WHAT IS NEEDED ::
Provide the records once more, identical to the original.
-- start of RECORD SET --
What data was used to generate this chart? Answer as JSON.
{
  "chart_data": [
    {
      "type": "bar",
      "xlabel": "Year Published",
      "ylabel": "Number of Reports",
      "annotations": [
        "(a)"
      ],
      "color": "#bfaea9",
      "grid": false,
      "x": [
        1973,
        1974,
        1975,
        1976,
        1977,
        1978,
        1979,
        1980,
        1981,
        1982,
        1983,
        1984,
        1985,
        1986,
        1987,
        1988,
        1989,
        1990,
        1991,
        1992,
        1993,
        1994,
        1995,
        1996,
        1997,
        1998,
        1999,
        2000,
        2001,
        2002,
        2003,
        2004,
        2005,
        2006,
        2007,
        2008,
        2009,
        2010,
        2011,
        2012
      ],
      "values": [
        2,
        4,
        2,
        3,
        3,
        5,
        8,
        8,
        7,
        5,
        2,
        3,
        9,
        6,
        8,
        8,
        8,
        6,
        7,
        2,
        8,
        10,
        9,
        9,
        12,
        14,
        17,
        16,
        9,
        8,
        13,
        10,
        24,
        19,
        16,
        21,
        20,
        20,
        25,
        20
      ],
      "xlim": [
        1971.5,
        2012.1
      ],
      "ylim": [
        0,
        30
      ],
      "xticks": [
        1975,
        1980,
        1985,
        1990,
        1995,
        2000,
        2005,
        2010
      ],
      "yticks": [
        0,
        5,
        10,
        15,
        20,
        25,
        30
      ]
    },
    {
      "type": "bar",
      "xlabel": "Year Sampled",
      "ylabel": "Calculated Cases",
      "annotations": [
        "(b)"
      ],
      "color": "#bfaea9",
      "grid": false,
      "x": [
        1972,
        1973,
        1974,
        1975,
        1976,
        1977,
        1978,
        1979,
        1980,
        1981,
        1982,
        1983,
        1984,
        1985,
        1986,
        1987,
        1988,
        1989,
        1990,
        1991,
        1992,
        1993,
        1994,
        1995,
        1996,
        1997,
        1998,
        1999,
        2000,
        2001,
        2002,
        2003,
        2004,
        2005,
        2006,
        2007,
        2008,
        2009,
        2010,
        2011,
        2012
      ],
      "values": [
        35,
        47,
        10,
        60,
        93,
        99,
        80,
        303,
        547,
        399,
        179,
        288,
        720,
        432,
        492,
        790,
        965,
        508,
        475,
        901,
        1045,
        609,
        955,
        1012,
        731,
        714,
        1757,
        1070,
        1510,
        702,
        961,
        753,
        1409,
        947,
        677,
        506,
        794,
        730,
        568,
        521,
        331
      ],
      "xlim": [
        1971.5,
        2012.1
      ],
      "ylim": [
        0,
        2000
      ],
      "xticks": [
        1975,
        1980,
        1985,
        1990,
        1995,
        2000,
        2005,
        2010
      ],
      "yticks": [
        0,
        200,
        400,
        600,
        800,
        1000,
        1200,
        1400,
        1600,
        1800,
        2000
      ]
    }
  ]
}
-- end of RECORD SET --
CORRECT ANSWER ::
What data was used to generate this chart? Answer as JSON.
{
  "chart_data": [
    {
      "type": "bar",
      "xlabel": "Year Published",
      "ylabel": "Number of Reports",
      "annotations": [
        "(a)"
      ],
      "color": "#bfaea9",
      "grid": false,
      "x": [
        1973,
        1974,
        1975,
        1976,
        1977,
        1978,
        1979,
        1980,
        1981,
        1982,
        1983,
        1984,
        1985,
        1986,
        1987,
        1988,
        1989,
        1990,
        1991,
        1992,
        1993,
        1994,
        1995,
        1996,
        1997,
        1998,
        1999,
        2000,
        2001,
        2002,
        2003,
        2004,
        2005,
        2006,
        2007,
        2008,
        2009,
        2010,
        2011,
        2012
      ],
      "values": [
        2,
        4,
        2,
        3,
        3,
        5,
        8,
        8,
        7,
        5,
        2,
        3,
        9,
        6,
        8,
        8,
        8,
        6,
        7,
        2,
        8,
        10,
        9,
        9,
        12,
        14,
        17,
        16,
        9,
        8,
        13,
        10,
        24,
        19,
        16,
        21,
        20,
        20,
        25,
        20
      ],
      "xlim": [
        1971.5,
        2012.1
      ],
      "ylim": [
        0,
        30
      ],
      "xticks": [
        1975,
        1980,
        1985,
        1990,
        1995,
        2000,
        2005,
        2010
      ],
      "yticks": [
        0,
        5,
        10,
        15,
        20,
        25,
        30
      ]
    },
    {
      "type": "bar",
      "xlabel": "Year Sampled",
      "ylabel": "Calculated Cases",
      "annotations": [
        "(b)"
      ],
      "color": "#bfaea9",
      "grid": false,
      "x": [
        1972,
        1973,
        1974,
        1975,
        1976,
        1977,
        1978,
        1979,
        1980,
        1981,
        1982,
        1983,
        1984,
        1985,
        1986,
        1987,
        1988,
        1989,
        1990,
        1991,
        1992,
        1993,
        1994,
        1995,
        1996,
        1997,
        1998,
        1999,
        2000,
        2001,
        2002,
        2003,
        2004,
        2005,
        2006,
        2007,
        2008,
        2009,
        2010,
        2011,
        2012
      ],
      "values": [
        35,
        47,
        10,
        60,
        93,
        99,
        80,
        303,
        547,
        399,
        179,
        288,
        720,
        432,
        492,
        790,
        965,
        508,
        475,
        901,
        1045,
        609,
        955,
        1012,
        731,
        714,
        1757,
        1070,
        1510,
        702,
        961,
        753,
        1409,
        947,
        677,
        506,
        794,
        730,
        568,
        521,
        331
      ],
      "xlim": [
        1971.5,
        2012.1
      ],
      "ylim": [
        0,
        2000
      ],
      "xticks": [
        1975,
        1980,
        1985,
        1990,
        1995,
        2000,
        2005,
        2010
      ],
      "yticks": [
        0,
        200,
        400,
        600,
        800,
        1000,
        1200,
        1400,
        1600,
        1800,
        2000
      ]
    }
  ]
}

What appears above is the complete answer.